**MATERIAL:**

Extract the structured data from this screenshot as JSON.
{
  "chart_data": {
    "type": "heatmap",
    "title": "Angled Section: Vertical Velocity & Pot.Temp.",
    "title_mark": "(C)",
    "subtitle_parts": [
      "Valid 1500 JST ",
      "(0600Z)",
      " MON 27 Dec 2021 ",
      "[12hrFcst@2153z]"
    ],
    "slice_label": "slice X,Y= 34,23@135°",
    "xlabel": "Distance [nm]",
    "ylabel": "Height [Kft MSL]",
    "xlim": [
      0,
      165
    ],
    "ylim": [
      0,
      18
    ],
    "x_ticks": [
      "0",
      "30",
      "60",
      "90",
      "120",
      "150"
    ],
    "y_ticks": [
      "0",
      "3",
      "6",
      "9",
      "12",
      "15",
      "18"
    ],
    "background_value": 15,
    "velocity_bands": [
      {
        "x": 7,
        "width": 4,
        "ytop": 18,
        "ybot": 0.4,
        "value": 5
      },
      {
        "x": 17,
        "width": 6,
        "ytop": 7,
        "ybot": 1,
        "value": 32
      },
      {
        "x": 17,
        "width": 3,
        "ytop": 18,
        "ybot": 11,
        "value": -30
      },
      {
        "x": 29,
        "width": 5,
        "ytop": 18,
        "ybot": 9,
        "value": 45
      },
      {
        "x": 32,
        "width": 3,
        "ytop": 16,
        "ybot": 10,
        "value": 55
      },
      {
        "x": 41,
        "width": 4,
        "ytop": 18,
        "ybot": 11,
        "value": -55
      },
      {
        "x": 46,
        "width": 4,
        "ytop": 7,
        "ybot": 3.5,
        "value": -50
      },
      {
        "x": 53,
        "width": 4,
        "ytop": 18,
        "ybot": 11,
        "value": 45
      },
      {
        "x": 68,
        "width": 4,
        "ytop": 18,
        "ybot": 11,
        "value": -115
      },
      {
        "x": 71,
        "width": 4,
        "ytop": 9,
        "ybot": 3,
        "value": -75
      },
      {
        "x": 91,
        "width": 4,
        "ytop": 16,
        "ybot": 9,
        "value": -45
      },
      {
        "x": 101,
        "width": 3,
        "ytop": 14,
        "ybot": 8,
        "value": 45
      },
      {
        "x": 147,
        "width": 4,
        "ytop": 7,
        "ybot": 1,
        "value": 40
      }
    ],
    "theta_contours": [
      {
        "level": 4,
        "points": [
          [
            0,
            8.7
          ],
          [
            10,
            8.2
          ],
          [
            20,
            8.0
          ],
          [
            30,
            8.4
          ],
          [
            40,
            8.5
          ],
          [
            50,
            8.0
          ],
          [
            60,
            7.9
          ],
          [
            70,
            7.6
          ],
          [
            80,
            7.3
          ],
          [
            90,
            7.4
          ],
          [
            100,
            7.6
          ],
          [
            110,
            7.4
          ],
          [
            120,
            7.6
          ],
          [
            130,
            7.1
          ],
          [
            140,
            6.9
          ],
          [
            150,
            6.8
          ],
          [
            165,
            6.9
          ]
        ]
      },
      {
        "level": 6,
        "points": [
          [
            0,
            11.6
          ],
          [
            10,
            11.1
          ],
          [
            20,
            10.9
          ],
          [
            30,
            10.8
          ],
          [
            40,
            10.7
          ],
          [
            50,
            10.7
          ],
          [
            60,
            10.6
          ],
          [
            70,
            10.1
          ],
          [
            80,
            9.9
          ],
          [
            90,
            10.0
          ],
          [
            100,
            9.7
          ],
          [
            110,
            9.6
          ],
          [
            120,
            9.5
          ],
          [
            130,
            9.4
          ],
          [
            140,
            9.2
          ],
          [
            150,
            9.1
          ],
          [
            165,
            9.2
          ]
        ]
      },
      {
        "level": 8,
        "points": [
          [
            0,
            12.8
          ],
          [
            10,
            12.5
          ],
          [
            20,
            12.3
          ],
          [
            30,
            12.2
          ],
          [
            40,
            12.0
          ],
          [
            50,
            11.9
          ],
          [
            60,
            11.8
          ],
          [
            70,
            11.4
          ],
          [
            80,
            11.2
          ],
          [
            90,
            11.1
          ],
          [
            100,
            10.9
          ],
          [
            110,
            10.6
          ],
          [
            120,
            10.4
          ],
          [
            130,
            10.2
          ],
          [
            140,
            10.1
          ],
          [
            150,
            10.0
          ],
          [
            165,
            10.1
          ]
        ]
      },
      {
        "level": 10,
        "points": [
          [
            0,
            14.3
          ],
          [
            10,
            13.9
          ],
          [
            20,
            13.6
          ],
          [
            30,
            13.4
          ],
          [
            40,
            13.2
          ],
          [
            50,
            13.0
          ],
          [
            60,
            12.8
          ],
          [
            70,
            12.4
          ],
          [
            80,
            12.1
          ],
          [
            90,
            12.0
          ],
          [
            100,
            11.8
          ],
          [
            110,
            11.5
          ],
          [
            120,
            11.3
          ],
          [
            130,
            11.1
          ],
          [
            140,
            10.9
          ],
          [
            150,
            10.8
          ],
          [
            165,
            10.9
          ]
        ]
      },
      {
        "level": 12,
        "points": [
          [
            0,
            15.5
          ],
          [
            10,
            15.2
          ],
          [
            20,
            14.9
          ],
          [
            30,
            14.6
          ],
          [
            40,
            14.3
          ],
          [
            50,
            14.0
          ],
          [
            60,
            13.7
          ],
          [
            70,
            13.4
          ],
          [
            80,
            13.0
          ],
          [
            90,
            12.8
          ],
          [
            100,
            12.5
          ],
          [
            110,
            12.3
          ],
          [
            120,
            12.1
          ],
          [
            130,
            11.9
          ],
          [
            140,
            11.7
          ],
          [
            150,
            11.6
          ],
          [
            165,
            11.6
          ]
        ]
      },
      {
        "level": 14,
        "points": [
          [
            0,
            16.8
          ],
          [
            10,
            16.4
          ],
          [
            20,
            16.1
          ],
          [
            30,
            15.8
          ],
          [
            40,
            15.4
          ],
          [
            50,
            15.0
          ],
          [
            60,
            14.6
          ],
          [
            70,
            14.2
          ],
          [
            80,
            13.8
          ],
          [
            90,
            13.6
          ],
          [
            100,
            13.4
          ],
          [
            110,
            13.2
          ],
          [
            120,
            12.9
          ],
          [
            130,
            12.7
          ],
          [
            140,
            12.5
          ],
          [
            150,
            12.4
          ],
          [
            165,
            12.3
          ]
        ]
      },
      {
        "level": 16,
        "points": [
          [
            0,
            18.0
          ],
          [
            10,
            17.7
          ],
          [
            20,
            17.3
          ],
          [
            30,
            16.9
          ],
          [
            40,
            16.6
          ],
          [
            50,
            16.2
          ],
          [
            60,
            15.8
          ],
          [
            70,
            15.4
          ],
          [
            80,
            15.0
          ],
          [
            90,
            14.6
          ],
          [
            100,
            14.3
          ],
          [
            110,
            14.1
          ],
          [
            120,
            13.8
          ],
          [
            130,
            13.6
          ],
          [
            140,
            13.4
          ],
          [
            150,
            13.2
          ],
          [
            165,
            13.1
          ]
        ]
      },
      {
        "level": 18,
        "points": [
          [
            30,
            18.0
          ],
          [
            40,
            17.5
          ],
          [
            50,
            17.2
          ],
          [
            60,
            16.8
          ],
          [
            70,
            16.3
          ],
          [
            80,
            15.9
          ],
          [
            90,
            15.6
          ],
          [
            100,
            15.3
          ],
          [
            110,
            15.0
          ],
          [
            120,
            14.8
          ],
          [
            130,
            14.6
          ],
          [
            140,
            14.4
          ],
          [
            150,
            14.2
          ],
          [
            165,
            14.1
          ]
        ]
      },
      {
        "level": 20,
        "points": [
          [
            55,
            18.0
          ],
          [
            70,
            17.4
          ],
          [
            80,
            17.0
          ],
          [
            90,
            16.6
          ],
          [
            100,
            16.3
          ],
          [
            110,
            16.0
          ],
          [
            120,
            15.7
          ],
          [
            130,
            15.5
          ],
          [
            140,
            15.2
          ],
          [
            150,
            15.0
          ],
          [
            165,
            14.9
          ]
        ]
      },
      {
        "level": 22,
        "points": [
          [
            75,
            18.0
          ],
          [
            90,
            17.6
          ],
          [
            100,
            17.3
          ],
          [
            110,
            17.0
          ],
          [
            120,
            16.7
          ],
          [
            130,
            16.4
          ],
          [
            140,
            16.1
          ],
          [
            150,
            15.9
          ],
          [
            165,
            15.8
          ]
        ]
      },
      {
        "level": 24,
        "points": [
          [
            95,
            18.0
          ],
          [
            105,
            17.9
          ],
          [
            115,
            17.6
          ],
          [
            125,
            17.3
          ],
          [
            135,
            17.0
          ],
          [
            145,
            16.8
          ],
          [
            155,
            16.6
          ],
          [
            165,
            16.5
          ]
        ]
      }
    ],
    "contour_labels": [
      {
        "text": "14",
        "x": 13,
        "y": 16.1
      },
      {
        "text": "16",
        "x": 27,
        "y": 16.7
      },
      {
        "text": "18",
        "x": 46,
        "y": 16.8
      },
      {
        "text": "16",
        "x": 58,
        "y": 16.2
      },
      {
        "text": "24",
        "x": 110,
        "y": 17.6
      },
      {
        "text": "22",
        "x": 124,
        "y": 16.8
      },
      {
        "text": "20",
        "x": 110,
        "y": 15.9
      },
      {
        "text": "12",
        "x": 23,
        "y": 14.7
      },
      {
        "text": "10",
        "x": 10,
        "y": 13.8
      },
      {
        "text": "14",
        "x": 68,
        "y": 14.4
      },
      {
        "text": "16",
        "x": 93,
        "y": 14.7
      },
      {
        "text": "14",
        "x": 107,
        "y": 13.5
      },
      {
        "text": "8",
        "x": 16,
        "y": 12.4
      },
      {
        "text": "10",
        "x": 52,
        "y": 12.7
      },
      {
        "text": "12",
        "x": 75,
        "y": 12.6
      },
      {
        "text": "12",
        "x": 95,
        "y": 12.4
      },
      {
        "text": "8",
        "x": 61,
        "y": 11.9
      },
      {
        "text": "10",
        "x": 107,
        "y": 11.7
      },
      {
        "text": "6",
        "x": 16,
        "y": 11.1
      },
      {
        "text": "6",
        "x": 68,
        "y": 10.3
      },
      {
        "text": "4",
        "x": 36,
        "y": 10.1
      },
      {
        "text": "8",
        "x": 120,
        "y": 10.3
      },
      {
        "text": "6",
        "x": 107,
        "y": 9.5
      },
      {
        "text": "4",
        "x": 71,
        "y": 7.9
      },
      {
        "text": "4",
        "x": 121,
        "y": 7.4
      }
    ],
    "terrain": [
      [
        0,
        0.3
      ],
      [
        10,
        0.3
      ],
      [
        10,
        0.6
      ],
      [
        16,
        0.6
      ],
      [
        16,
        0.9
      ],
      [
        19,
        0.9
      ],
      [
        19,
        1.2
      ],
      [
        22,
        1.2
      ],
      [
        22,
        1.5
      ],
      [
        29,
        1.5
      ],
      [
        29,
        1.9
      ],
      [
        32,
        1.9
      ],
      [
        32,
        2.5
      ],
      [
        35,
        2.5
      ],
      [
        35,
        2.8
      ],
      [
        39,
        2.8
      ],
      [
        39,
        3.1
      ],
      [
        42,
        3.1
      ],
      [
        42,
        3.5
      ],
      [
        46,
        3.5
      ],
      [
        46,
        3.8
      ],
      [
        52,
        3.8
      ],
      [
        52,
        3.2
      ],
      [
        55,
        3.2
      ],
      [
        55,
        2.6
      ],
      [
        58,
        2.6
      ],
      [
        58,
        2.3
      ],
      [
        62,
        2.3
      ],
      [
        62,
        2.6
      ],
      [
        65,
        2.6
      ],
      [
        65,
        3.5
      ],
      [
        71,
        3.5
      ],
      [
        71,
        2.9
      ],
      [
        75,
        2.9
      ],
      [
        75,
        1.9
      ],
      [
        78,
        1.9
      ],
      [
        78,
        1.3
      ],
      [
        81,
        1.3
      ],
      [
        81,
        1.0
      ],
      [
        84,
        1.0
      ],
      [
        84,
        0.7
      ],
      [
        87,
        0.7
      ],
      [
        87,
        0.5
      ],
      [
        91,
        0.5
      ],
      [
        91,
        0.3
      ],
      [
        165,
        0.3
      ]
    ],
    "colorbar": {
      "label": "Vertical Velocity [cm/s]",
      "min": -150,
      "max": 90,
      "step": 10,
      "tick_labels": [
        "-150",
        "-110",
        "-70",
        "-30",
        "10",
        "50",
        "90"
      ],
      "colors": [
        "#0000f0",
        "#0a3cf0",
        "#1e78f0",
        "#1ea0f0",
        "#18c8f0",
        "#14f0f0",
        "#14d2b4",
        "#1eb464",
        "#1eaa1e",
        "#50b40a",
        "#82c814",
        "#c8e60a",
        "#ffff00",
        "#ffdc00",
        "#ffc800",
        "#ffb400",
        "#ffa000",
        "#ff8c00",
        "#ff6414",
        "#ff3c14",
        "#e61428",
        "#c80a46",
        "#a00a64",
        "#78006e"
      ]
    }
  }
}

**STATED TASK:** Each line in the listing above either holds the string "Vertical" or does not; state how many do, giving the number only.

**RIGHT ANSWER:** 2